[Data items]
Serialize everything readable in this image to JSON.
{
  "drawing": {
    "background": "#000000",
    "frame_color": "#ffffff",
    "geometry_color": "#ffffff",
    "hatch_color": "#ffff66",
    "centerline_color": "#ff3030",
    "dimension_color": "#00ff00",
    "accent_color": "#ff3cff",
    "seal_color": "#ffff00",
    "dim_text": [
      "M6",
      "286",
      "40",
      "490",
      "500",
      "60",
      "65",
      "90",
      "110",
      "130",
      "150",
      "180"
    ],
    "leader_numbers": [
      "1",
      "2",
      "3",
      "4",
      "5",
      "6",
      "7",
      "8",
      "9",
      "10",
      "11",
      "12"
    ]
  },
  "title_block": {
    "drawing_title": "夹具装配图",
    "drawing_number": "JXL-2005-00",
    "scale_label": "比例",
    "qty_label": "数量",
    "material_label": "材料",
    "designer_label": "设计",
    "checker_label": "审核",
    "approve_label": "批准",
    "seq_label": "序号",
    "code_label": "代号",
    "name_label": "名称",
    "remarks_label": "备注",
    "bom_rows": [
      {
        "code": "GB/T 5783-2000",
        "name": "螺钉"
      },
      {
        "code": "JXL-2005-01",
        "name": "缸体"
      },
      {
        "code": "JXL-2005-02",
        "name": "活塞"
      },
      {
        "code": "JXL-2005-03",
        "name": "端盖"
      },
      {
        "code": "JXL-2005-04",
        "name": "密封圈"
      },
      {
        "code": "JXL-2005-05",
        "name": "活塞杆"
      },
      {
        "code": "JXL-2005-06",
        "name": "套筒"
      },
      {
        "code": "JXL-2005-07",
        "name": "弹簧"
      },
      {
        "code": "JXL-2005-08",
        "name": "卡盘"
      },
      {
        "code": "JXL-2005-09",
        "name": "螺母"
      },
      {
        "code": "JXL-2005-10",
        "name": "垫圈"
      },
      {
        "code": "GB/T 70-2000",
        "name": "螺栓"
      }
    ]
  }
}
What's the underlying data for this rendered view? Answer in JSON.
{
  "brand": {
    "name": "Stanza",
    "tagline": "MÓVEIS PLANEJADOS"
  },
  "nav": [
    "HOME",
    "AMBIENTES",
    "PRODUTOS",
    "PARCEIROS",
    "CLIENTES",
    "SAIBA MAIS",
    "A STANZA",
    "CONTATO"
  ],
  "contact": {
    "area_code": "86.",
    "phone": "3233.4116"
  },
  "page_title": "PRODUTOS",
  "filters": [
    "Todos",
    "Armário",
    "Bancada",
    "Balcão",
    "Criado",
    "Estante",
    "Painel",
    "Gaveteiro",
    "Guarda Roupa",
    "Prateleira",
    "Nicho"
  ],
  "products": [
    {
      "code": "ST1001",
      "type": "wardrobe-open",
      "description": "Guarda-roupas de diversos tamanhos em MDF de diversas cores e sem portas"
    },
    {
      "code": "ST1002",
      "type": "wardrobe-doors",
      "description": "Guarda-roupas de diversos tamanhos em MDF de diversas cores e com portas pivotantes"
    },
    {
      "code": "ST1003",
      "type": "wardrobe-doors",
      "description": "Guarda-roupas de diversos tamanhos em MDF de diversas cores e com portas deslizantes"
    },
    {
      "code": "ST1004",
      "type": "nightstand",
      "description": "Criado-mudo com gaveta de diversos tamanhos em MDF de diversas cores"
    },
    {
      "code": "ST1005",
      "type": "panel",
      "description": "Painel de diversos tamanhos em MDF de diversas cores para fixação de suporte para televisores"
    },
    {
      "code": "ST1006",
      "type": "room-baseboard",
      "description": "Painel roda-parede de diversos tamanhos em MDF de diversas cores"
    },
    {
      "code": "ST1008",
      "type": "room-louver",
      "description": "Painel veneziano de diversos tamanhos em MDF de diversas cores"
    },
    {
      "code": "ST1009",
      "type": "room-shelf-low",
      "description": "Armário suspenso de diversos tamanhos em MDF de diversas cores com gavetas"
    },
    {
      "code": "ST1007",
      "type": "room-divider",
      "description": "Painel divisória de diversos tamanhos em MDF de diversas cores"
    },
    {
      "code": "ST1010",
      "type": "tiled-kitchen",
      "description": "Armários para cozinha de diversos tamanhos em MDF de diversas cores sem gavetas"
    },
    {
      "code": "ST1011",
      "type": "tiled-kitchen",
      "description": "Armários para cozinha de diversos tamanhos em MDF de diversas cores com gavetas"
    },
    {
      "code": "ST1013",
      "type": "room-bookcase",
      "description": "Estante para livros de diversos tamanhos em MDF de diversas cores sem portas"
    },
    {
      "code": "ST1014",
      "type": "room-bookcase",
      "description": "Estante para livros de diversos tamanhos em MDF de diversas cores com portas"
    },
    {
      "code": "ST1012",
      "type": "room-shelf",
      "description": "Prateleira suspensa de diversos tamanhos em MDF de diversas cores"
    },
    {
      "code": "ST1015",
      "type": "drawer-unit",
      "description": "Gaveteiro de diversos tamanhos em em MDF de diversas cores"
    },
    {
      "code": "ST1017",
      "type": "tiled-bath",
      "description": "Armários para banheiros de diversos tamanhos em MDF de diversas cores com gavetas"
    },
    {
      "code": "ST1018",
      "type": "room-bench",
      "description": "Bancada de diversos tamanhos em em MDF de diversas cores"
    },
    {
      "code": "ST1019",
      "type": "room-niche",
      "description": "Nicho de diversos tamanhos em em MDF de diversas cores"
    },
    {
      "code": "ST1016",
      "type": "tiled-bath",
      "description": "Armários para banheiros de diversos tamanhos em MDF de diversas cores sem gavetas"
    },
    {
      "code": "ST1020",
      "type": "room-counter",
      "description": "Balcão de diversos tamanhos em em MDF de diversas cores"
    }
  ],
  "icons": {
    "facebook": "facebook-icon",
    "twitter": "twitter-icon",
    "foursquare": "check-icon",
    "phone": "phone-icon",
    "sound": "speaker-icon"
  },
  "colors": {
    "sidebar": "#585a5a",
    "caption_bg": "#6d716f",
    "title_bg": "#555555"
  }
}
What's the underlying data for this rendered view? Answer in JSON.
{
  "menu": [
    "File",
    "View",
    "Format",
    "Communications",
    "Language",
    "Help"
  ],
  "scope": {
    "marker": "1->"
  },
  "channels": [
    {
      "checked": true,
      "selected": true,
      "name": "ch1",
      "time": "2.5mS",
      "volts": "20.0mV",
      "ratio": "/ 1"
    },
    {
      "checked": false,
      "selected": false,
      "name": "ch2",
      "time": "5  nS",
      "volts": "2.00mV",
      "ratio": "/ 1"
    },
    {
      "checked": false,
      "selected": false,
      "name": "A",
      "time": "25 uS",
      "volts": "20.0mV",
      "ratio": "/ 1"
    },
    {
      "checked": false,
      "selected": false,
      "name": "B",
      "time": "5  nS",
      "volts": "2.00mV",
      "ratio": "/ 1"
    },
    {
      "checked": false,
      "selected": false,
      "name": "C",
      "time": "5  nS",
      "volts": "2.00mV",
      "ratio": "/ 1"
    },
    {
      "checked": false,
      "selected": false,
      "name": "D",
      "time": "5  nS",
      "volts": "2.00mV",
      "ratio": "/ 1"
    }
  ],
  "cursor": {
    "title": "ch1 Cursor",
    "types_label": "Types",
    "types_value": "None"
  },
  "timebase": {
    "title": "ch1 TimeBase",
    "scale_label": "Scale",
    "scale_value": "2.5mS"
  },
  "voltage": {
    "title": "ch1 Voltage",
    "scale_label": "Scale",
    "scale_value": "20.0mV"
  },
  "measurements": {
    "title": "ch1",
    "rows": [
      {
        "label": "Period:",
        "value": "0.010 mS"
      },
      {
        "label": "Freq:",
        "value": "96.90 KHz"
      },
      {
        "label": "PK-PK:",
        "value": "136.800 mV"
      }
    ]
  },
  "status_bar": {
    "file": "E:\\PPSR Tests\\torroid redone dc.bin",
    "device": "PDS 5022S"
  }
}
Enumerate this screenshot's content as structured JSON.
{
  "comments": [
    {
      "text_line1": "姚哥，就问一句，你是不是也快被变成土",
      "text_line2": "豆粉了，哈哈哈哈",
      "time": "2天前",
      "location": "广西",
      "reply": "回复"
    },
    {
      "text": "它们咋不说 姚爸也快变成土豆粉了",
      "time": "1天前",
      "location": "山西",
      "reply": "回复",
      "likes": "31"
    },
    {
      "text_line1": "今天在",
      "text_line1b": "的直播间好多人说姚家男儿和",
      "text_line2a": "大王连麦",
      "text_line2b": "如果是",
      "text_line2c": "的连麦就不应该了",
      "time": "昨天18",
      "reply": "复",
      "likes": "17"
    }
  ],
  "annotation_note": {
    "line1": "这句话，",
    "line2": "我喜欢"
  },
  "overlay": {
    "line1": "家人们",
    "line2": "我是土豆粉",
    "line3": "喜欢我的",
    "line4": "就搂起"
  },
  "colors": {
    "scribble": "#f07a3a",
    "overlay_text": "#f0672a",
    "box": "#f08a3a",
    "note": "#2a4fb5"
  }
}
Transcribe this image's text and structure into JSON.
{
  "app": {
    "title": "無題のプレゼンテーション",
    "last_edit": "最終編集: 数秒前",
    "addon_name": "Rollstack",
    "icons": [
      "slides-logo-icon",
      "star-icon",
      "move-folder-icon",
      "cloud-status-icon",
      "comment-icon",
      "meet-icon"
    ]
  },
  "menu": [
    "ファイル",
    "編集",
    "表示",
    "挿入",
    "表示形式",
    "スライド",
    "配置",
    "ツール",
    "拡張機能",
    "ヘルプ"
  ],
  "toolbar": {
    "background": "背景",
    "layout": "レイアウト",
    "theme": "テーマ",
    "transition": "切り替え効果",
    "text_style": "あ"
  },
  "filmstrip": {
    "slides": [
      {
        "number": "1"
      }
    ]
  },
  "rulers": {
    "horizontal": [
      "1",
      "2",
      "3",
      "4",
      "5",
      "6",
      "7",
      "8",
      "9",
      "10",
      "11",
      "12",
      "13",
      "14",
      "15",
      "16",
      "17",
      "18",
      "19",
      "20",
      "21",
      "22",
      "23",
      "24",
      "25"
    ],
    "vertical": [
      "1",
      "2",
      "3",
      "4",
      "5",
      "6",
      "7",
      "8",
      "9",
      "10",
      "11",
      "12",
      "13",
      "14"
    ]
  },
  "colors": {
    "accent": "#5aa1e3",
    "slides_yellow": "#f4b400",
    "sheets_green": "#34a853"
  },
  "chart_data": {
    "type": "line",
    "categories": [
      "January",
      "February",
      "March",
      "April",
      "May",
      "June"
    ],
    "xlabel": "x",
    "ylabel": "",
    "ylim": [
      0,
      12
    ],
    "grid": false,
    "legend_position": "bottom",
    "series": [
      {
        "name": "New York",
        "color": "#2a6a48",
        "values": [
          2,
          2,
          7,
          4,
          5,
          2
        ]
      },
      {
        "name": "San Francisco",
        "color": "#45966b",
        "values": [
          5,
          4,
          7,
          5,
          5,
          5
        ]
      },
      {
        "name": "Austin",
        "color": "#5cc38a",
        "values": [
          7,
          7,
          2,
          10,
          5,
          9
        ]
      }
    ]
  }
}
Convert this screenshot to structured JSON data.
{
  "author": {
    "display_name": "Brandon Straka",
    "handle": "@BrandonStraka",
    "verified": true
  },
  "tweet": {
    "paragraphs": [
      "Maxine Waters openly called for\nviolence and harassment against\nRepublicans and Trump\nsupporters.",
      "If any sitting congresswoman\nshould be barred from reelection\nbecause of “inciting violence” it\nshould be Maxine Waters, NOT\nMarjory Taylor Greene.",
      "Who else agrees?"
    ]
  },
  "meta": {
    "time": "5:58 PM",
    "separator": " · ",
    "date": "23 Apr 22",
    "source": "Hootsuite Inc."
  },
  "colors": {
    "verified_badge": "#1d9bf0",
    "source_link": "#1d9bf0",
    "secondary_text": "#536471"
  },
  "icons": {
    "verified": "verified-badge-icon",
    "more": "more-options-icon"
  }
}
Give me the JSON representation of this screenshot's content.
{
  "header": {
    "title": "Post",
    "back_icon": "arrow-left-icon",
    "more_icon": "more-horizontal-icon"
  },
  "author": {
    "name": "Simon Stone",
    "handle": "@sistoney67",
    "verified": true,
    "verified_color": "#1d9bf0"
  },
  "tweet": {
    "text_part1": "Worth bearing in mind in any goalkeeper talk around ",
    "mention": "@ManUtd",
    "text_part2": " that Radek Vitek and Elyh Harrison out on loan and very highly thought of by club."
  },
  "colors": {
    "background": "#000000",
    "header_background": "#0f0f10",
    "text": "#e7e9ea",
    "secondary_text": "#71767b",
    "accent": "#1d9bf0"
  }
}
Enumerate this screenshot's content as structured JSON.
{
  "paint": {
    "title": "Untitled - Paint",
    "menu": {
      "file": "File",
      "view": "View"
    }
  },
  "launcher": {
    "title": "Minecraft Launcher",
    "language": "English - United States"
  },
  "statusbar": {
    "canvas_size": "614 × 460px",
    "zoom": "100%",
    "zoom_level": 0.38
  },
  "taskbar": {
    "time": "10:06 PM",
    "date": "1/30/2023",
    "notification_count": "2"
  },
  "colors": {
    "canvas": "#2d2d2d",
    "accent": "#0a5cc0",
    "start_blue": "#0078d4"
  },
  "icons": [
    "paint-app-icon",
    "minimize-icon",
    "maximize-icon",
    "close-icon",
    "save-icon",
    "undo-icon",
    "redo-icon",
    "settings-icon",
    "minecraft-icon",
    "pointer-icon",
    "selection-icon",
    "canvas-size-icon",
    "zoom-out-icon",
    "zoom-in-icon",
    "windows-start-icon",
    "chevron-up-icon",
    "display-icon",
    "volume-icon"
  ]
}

• _Requirements_
Read the entries and pick out all lines that include the word "Criado".

• _Answer_
    "Criado",
      "description": "Criado-mudo com gaveta de diversos tamanhos em MDF de diversas cores"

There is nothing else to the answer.